▶ _Text to read_:
----
ANTECEDENTS

EX-10.13.1 7 c53190exv10w13w1.htm EX-10.13.1 exv10w13w1
Exhibit 10.13.1
AMENDMENT AGREEMENT TO THE INDIVIDUAL INDEFINITE EMPLOYMENT CONTRACT OF JANUARY 18, 1999, ENTERED INTO BY THE PARTY OF KANSAS CITY SOUTHERN DE MÉXICO, S.A. DE C.V., REPRESENTED HEREIN BY MR. CRISTIAN LOUSTAUNAU ARMAS, IN HIS CAPACITY AS ATTORNEY IN FACT (HEREAFTER, THE “COMPANY”), AND BY THE PARTY OF MRS. GLORIA MINERVA BALLESTEROS VALDES, OF HIS OWN FREE WILL (HEREAFTER, THE “EXECUTIVE”, AND JOINTLY WITH THE COMPANY, HEREAFTER, THE “PARTIES”), IN ACCORDANCE WITH THE FOLLOWING ANTECEDENTS, RECITALS, AND CLAUSES (HEREAFTER, THE “AGREEMENT”):
ANTECEDENTS
FIRST. The Parties signed an Individual Indefinite Employment Contract on January 18, 1999, (hereafter, the “Contract”), by which the Parties agreed the Executive would render their personal services to, and subordinate of, the Company at the level and in the position of “Transport Planning Assistant, in accordance with the terms and conditions set forth therein.
SECOND. On October 20, 2008, the Executive was promoted to the position of Senior Vice President Sales & Marketing and Asset Management
RECITALS
The Parties declare:
The Employee at the moment carries out the position of Executive Director of Sales, Marketing research and Administration of Assets.
(a)   To agree to deem transcribed here the recitals chapter to the Contract, with the exception of that stated in Recital I.b and II.a to the Contract,
 
(b)   The Executive indicates his address to be that located at Turín No.131, Colonia Satélite Acueducto, Monterrey, N.L. C.P.64960.
 
(c)   At this time the Employee render their personal services to, and subordinate of, the Company at the level and in the position of Senior Vice President Sales & Marketing and Asset Management.
 
(d)   That the terms and conditions set forth in this Agreement are integrally included in the Contract.
 
(e)   To mutually acknowledge the capacity under which each party represents to sign this Agreement, and the Parties acknowledge the legal force and effect of same.
The Parties acknowledge the Antecedents and Recitals preceeding as true and agree to be bound according to the following:

 


 

CLAUSES
FIRST.- The Parties agree to add a FOURTEENTH clause to the Contract, as follows:
FOURTEENTH CLAUSE. TERMINATION OF THE CONTRACT AS A RESULT OF A CHANGE IN SHAREHOLDER CONTROL.
----
▶ _Challenge 1_:
Repeat the amendment agreement word for word, starting with "(a)   To agree" and going on through "in the Contract.".
▶ _Challenge 2_:
According to the amendment agreement, on what date was the Executive promoted to Senior Vice President Sales & Marketing and Asset Management?
Rely on the amendment agreement alone.

(Dataset rows)
----
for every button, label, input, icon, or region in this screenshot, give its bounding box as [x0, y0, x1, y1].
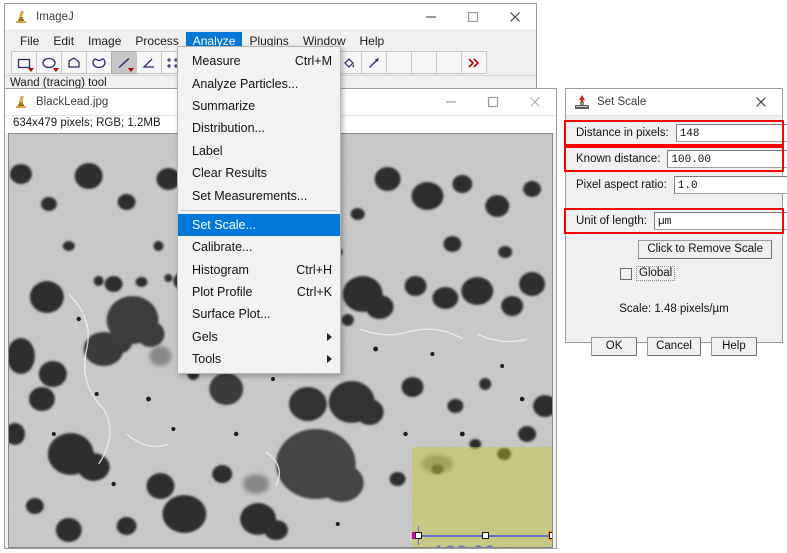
- polygon-tool[interactable]: [61, 51, 87, 74]
- field-label-known-distance: Known distance:: [576, 153, 667, 165]
- more-tools[interactable]: [461, 51, 487, 74]
- ok-button[interactable]: OK: [591, 337, 637, 356]
- field-label-unit-of-length: Unit of length:: [576, 215, 654, 227]
- menu-item-label: Set Measurements...: [192, 189, 307, 203]
- submenu-arrow-icon: [327, 333, 332, 341]
- set-scale-titlebar: Set Scale: [566, 89, 782, 116]
- microscope-icon: [13, 94, 29, 110]
- menu-item-set-measurements[interactable]: Set Measurements...: [178, 184, 340, 206]
- menu-item-label: Label: [192, 144, 223, 158]
- set-scale-window-controls: [740, 89, 782, 115]
- blank-tool-3[interactable]: [436, 51, 462, 74]
- menu-item-set-scale[interactable]: Set Scale...: [178, 214, 340, 236]
- global-checkbox-label: Global: [636, 266, 675, 281]
- menu-edit[interactable]: Edit: [46, 32, 81, 51]
- menu-item-tools[interactable]: Tools: [178, 348, 340, 370]
- screen: ImageJ FileEditImageProcessAnalyzePlugin…: [0, 0, 787, 553]
- set-scale-title: Set Scale: [597, 96, 740, 108]
- microscope-icon: [13, 9, 29, 25]
- menu-item-label: Histogram: [192, 263, 249, 277]
- menu-item-label: Measure: [192, 54, 241, 68]
- set-scale-buttons: OK Cancel Help: [576, 337, 772, 356]
- scale-result-text: Scale: 1.48 pixels/µm: [576, 303, 772, 315]
- menu-item-label: Surface Plot...: [192, 307, 271, 321]
- tool-dropdown-triangle-icon[interactable]: [128, 68, 134, 72]
- field-row-unit-of-length: Unit of length:: [576, 210, 772, 232]
- menu-item-summarize[interactable]: Summarize: [178, 95, 340, 117]
- menu-image[interactable]: Image: [81, 32, 128, 51]
- minimize-button[interactable]: [410, 4, 452, 30]
- imagej-app-icon: [574, 94, 590, 110]
- menu-item-surface-plot[interactable]: Surface Plot...: [178, 303, 340, 325]
- analyze-dropdown-menu: Measure Ctrl+M Analyze Particles... Summari…: [177, 46, 341, 374]
- menu-item-label: Plot Profile: [192, 285, 252, 299]
- maximize-button[interactable]: [472, 89, 514, 115]
- blank-tool-1[interactable]: [386, 51, 412, 74]
- oval-tool[interactable]: [36, 51, 62, 74]
- menu-help[interactable]: Help: [353, 32, 392, 51]
- field-label-distance-in-pixels: Distance in pixels:: [576, 127, 676, 139]
- menu-item-shortcut: Ctrl+H: [296, 263, 332, 277]
- close-icon[interactable]: [740, 89, 782, 115]
- help-button[interactable]: Help: [711, 337, 757, 356]
- field-input-distance-in-pixels[interactable]: [676, 124, 787, 142]
- field-row-pixel-aspect-ratio: Pixel aspect ratio:: [576, 174, 772, 196]
- imagej-window-controls: [410, 4, 536, 30]
- imagej-title: ImageJ: [36, 11, 410, 23]
- field-row-known-distance: Known distance:: [576, 148, 772, 170]
- menu-separator: [181, 210, 337, 211]
- image-window-controls: [430, 89, 556, 115]
- menu-item-label: Analyze Particles...: [192, 77, 298, 91]
- remove-scale-row: Click to Remove Scale: [576, 240, 772, 259]
- submenu-arrow-icon: [327, 355, 332, 363]
- menu-item-label: Tools: [192, 352, 221, 366]
- menu-item-label: Clear Results: [192, 166, 267, 180]
- menu-file[interactable]: File: [13, 32, 46, 51]
- blank-tool-2[interactable]: [411, 51, 437, 74]
- field-input-unit-of-length[interactable]: [654, 212, 787, 230]
- menu-item-shortcut: Ctrl+M: [295, 54, 332, 68]
- menu-item-shortcut: Ctrl+K: [297, 285, 332, 299]
- menu-item-gels[interactable]: Gels: [178, 326, 340, 348]
- cancel-button[interactable]: Cancel: [647, 337, 701, 356]
- menu-item-distribution[interactable]: Distribution...: [178, 117, 340, 139]
- menu-item-label: Set Scale...: [192, 218, 256, 232]
- menu-item-plot-profile[interactable]: Plot Profile Ctrl+K: [178, 281, 340, 303]
- menu-item-clear-results[interactable]: Clear Results: [178, 162, 340, 184]
- imagej-titlebar: ImageJ: [5, 4, 536, 31]
- field-label-pixel-aspect-ratio: Pixel aspect ratio:: [576, 179, 674, 191]
- freehand-tool[interactable]: [86, 51, 112, 74]
- menu-item-label: Summarize: [192, 99, 255, 113]
- menu-item-calibrate[interactable]: Calibrate...: [178, 236, 340, 258]
- set-scale-dialog: Set Scale Distance in pixels: Known dista…: [565, 88, 783, 343]
- arrow-tool[interactable]: [361, 51, 387, 74]
- remove-scale-button[interactable]: Click to Remove Scale: [638, 240, 772, 259]
- angle-tool[interactable]: [136, 51, 162, 74]
- close-button[interactable]: [514, 89, 556, 115]
- field-row-distance-in-pixels: Distance in pixels:: [576, 122, 772, 144]
- menu-item-label: Calibrate...: [192, 240, 252, 254]
- global-checkbox[interactable]: [620, 268, 632, 280]
- menu-item-label: Gels: [192, 330, 218, 344]
- global-checkbox-row[interactable]: Global: [576, 266, 772, 281]
- menu-item-label: Distribution...: [192, 121, 265, 135]
- close-button[interactable]: [494, 4, 536, 30]
- menu-item-histogram[interactable]: Histogram Ctrl+H: [178, 259, 340, 281]
- tool-dropdown-triangle-icon[interactable]: [28, 68, 34, 72]
- menu-item-analyze-particles[interactable]: Analyze Particles...: [178, 72, 340, 94]
- line-tool[interactable]: [111, 51, 137, 74]
- selection-tick-end: [552, 526, 553, 545]
- set-scale-body: Distance in pixels: Known distance: Pixel …: [566, 116, 782, 356]
- tool-dropdown-triangle-icon[interactable]: [53, 68, 59, 72]
- rectangle-tool[interactable]: [11, 51, 37, 74]
- field-input-pixel-aspect-ratio[interactable]: [674, 176, 787, 194]
- menu-item-label[interactable]: Label: [178, 140, 340, 162]
- maximize-button[interactable]: [452, 4, 494, 30]
- field-input-known-distance[interactable]: [667, 150, 787, 168]
- set-scale-fields: Distance in pixels: Known distance: Pixel …: [576, 122, 772, 232]
- minimize-button[interactable]: [430, 89, 472, 115]
- menu-item-measure[interactable]: Measure Ctrl+M: [178, 50, 340, 72]
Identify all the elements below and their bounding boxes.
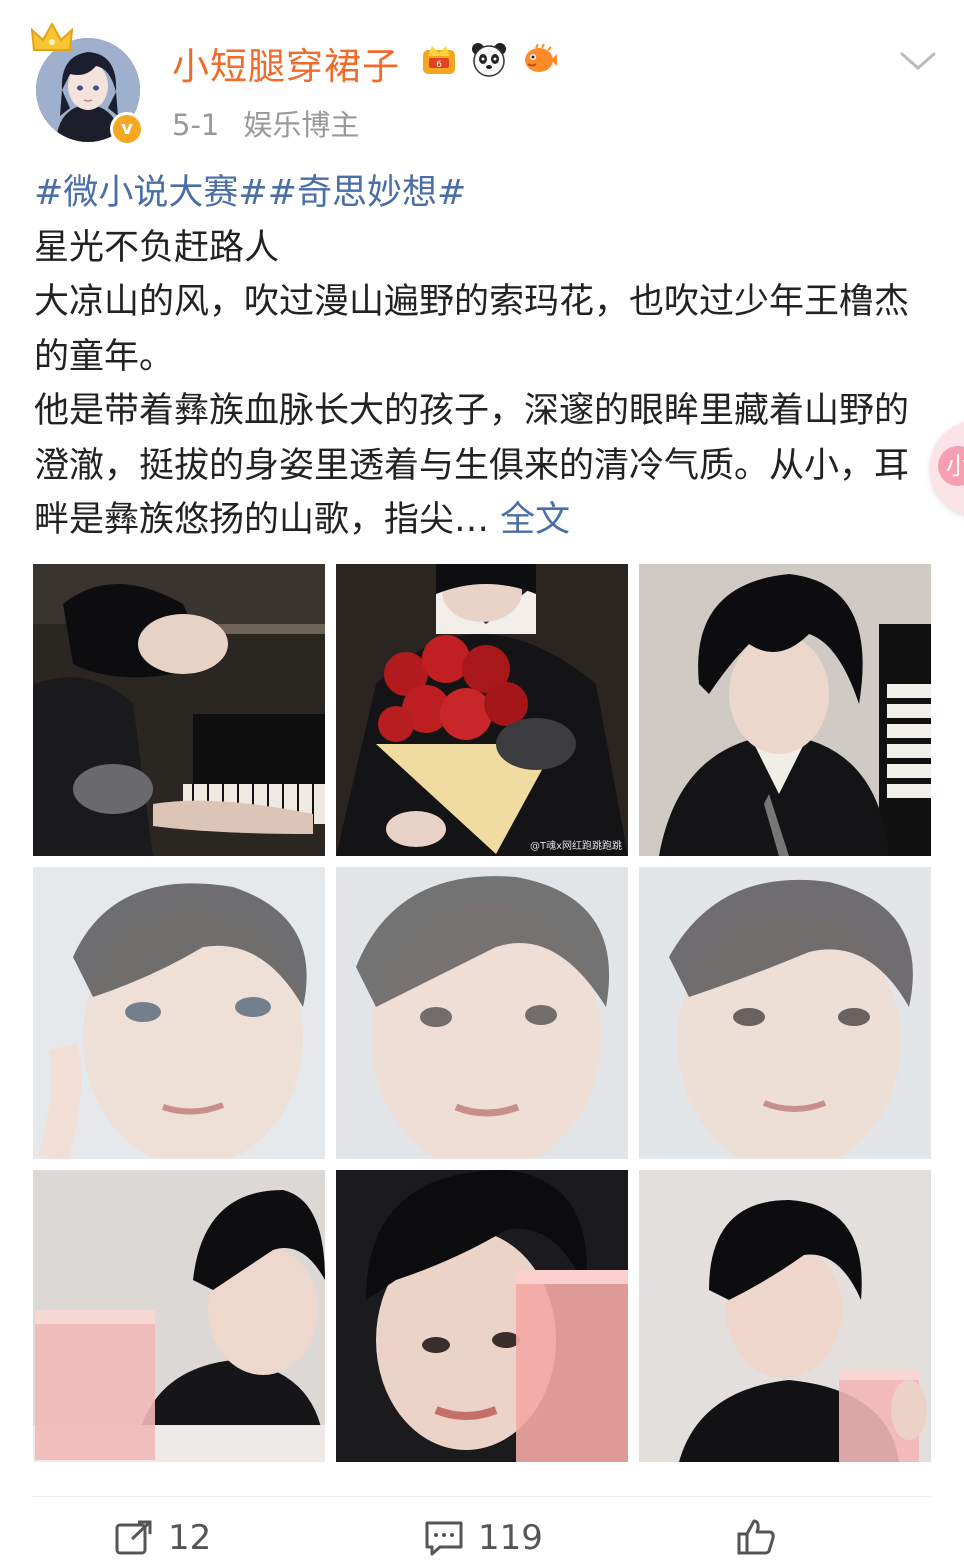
post-line-title: 星光不负赶路人 [34,227,280,268]
photo-pink-drink-1[interactable] [33,1170,325,1462]
user-category: 娱乐博主 [243,108,360,142]
comment-button[interactable]: 119 [424,1518,543,1558]
avatar-container[interactable]: v [30,22,148,146]
post-line-3: 他是带着彝族血脉长大的孩子，深邃的眼眸里藏着山野的澄澈，挺拔的身姿里透着与生俱来… [34,391,910,540]
chevron-down-icon[interactable] [896,46,940,76]
post-date: 5-1 [172,108,220,142]
verified-badge-icon: v [110,112,144,146]
pufferfish-badge-icon[interactable] [520,40,558,78]
svg-text:6: 6 [436,60,442,70]
crown-icon [30,22,74,51]
post-meta: 5-1 娱乐博主 [172,102,359,144]
floating-assistant-label: 小 [938,446,964,486]
photo-glass-blur-2[interactable] [336,867,628,1159]
photo-glass-blur-3[interactable] [639,867,931,1159]
user-badges: 6 [420,40,558,78]
action-bar: 12 119 [0,1512,964,1562]
floating-assistant-bubble[interactable]: 小 [930,420,964,516]
divider [33,1496,931,1497]
photo-pink-drink-2[interactable] [336,1170,628,1462]
post-line-2: 大凉山的风，吹过漫山遍野的索玛花，也吹过少年王橹杰的童年。 [34,282,910,377]
username[interactable]: 小短腿穿裙子 [172,36,400,90]
repost-icon [115,1520,152,1555]
photo-piano-lean[interactable] [33,564,325,856]
repost-button[interactable]: 12 [114,1518,211,1558]
panda-badge-icon[interactable] [470,40,508,78]
photo-watermark: @T魂x网红跑跳跑跳 [529,841,622,852]
comment-icon [425,1521,463,1556]
post-body: #微小说大赛##奇思妙想# 星光不负赶路人 大凉山的风，吹过漫山遍野的索玛花，也… [34,166,924,548]
comment-count: 119 [478,1518,543,1558]
repost-count: 12 [168,1518,212,1558]
photo-glass-blur-1[interactable] [33,867,325,1159]
thumbs-up-icon [737,1519,775,1555]
photo-piano-portrait[interactable] [639,564,931,856]
image-grid: @T魂x网红跑跳跑跳 [33,564,931,1462]
weibo-post-page: v 小短腿穿裙子 6 5-1 娱乐博主 #微小说大赛##奇思妙想# 星光不负赶路… [0,0,964,1562]
photo-pink-drink-3[interactable] [639,1170,931,1462]
vip-crown-badge-icon[interactable]: 6 [420,40,458,78]
like-button[interactable] [736,1518,790,1556]
read-more-link[interactable]: 全文 [500,500,570,540]
hashtag-links[interactable]: #微小说大赛##奇思妙想# [34,166,924,221]
photo-red-roses[interactable]: @T魂x网红跑跳跑跳 [336,564,628,856]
----
▶ _Worked answer 1_:
(a)   To agree to deem transcribed here the recitals chapter to the Contract, with the exception of that stated in Recital I.b and II.a to the Contract,
 
(b)   The Executive indicates his address to be that located at Turín No.131, Colonia Satélite Acueducto, Monterrey, N.L. C.P.64960.
 
(c)   At this time the Employee render their personal services to, and subordinate of, the Company at the level and in the position of Senior Vice President Sales & Marketing and Asset Management.
 
(d)   That the terms and conditions set forth in this Agreement are integrally included in the Contract.

▶ _Worked answer 2_:
October 20, 2008